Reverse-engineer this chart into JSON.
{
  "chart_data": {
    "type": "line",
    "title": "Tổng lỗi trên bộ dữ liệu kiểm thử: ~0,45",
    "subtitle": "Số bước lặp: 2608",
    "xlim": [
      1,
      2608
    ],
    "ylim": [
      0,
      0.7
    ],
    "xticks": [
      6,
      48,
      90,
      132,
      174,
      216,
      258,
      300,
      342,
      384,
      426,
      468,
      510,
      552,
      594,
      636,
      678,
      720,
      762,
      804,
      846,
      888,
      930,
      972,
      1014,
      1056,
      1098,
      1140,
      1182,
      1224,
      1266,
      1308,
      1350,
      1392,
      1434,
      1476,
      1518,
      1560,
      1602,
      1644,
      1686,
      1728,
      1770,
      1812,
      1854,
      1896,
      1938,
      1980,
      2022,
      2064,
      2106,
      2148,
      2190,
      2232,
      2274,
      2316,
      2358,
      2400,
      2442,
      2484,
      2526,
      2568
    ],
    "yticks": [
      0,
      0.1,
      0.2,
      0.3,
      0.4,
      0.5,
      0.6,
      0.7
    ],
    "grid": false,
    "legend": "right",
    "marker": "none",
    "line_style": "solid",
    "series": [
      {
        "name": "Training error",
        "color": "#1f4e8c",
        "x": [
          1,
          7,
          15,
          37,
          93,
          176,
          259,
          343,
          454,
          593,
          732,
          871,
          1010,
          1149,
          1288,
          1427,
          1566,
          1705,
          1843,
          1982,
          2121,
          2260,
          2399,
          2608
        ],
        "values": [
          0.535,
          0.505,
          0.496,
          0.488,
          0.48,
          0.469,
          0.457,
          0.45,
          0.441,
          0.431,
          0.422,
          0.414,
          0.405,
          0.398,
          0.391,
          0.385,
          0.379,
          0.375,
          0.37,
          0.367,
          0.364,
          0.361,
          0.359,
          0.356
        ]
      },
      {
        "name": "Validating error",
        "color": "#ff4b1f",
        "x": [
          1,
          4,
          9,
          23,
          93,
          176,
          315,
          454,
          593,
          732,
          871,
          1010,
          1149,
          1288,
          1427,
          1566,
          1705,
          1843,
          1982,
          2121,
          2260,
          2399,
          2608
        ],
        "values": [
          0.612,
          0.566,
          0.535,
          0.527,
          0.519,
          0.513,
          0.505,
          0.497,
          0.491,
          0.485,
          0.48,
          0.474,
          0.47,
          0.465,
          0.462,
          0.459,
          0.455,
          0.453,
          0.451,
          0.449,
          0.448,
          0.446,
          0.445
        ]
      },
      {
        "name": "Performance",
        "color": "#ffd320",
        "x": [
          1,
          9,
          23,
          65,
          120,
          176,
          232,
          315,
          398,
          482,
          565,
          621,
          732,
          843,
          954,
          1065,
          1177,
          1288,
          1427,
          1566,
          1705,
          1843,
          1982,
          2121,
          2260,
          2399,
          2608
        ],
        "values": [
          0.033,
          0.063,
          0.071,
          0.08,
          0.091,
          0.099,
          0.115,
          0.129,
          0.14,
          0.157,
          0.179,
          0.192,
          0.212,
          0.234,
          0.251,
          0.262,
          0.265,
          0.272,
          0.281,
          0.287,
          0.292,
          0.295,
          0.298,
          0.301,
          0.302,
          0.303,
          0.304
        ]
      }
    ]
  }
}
==*==
■ **REQUIREMENTS**:
Quote the data in full, keeping each word unchanged.

■ **SOLUTION TO THE PROBLEM**:
Reverse-engineer this chart into JSON.
{
  "chart_data": {
    "type": "line",
    "title": "Tổng lỗi trên bộ dữ liệu kiểm thử: ~0,45",
    "subtitle": "Số bước lặp: 2608",
    "xlim": [
      1,
      2608
    ],
    "ylim": [
      0,
      0.7
    ],
    "xticks": [
      6,
      48,
      90,
      132,
      174,
      216,
      258,
      300,
      342,
      384,
      426,
      468,
      510,
      552,
      594,
      636,
      678,
      720,
      762,
      804,
      846,
      888,
      930,
      972,
      1014,
      1056,
      1098,
      1140,
      1182,
      1224,
      1266,
      1308,
      1350,
      1392,
      1434,
      1476,
      1518,
      1560,
      1602,
      1644,
      1686,
      1728,
      1770,
      1812,
      1854,
      1896,
      1938,
      1980,
      2022,
      2064,
      2106,
      2148,
      2190,
      2232,
      2274,
      2316,
      2358,
      2400,
      2442,
      2484,
      2526,
      2568
    ],
    "yticks": [
      0,
      0.1,
      0.2,
      0.3,
      0.4,
      0.5,
      0.6,
      0.7
    ],
    "grid": false,
    "legend": "right",
    "marker": "none",
    "line_style": "solid",
    "series": [
      {
        "name": "Training error",
        "color": "#1f4e8c",
        "x": [
          1,
          7,
          15,
          37,
          93,
          176,
          259,
          343,
          454,
          593,
          732,
          871,
          1010,
          1149,
          1288,
          1427,
          1566,
          1705,
          1843,
          1982,
          2121,
          2260,
          2399,
          2608
        ],
        "values": [
          0.535,
          0.505,
          0.496,
          0.488,
          0.48,
          0.469,
          0.457,
          0.45,
          0.441,
          0.431,
          0.422,
          0.414,
          0.405,
          0.398,
          0.391,
          0.385,
          0.379,
          0.375,
          0.37,
          0.367,
          0.364,
          0.361,
          0.359,
          0.356
        ]
      },
      {
        "name": "Validating error",
        "color": "#ff4b1f",
        "x": [
          1,
          4,
          9,
          23,
          93,
          176,
          315,
          454,
          593,
          732,
          871,
          1010,
          1149,
          1288,
          1427,
          1566,
          1705,
          1843,
          1982,
          2121,
          2260,
          2399,
          2608
        ],
        "values": [
          0.612,
          0.566,
          0.535,
          0.527,
          0.519,
          0.513,
          0.505,
          0.497,
          0.491,
          0.485,
          0.48,
          0.474,
          0.47,
          0.465,
          0.462,
          0.459,
          0.455,
          0.453,
          0.451,
          0.449,
          0.448,
          0.446,
          0.445
        ]
      },
      {
        "name": "Performance",
        "color": "#ffd320",
        "x": [
          1,
          9,
          23,
          65,
          120,
          176,
          232,
          315,
          398,
          482,
          565,
          621,
          732,
          843,
          954,
          1065,
          1177,
          1288,
          1427,
          1566,
          1705,
          1843,
          1982,
          2121,
          2260,
          2399,
          2608
        ],
        "values": [
          0.033,
          0.063,
          0.071,
          0.08,
          0.091,
          0.099,
          0.115,
          0.129,
          0.14,
          0.157,
          0.179,
          0.192,
          0.212,
          0.234,
          0.251,
          0.262,
          0.265,
          0.272,
          0.281,
          0.287,
          0.292,
          0.295,
          0.298,
          0.301,
          0.302,
          0.303,
          0.304
        ]
      }
    ]
  }
}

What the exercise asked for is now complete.